━━ Supplied records ━━

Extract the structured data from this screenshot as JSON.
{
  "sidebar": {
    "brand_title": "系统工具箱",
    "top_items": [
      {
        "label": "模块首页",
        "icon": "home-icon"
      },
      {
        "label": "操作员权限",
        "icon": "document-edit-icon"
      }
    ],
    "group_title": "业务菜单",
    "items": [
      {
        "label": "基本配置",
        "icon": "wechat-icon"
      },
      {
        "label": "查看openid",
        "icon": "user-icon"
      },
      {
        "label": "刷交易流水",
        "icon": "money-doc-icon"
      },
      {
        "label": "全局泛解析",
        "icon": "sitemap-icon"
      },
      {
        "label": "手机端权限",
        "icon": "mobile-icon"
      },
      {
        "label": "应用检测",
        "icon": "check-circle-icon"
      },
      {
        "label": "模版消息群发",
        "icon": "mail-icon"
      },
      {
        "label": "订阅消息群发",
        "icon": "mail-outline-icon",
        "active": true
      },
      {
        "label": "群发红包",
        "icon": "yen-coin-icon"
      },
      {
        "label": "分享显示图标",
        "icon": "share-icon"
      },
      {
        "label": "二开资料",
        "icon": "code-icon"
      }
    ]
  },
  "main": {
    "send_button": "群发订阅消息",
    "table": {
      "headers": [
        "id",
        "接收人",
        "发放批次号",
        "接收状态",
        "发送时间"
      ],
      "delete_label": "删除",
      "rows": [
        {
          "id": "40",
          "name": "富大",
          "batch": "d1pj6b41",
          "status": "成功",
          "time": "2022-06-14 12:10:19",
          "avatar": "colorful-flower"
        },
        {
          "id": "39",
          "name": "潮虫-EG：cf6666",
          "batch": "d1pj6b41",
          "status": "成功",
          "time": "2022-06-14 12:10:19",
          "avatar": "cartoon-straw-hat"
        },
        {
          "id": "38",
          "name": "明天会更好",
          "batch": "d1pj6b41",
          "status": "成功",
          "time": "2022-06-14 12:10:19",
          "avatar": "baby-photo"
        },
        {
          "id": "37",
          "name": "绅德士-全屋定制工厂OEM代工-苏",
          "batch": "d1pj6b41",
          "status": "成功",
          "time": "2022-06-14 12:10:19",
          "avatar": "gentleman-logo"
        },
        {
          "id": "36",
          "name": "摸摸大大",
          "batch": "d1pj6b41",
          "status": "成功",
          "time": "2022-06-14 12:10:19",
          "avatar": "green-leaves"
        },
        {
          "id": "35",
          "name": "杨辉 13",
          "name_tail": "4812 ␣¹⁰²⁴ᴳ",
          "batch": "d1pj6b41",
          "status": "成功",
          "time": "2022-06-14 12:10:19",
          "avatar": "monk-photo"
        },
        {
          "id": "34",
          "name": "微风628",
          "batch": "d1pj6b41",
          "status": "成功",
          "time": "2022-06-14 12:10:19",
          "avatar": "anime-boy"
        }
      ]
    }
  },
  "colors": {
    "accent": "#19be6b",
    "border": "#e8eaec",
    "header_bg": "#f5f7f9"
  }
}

━━━

What the task requires: Copy all lines from the material that hold "mail".

Solution:
        "icon": "mail-icon"
        "icon": "mail-outline-icon",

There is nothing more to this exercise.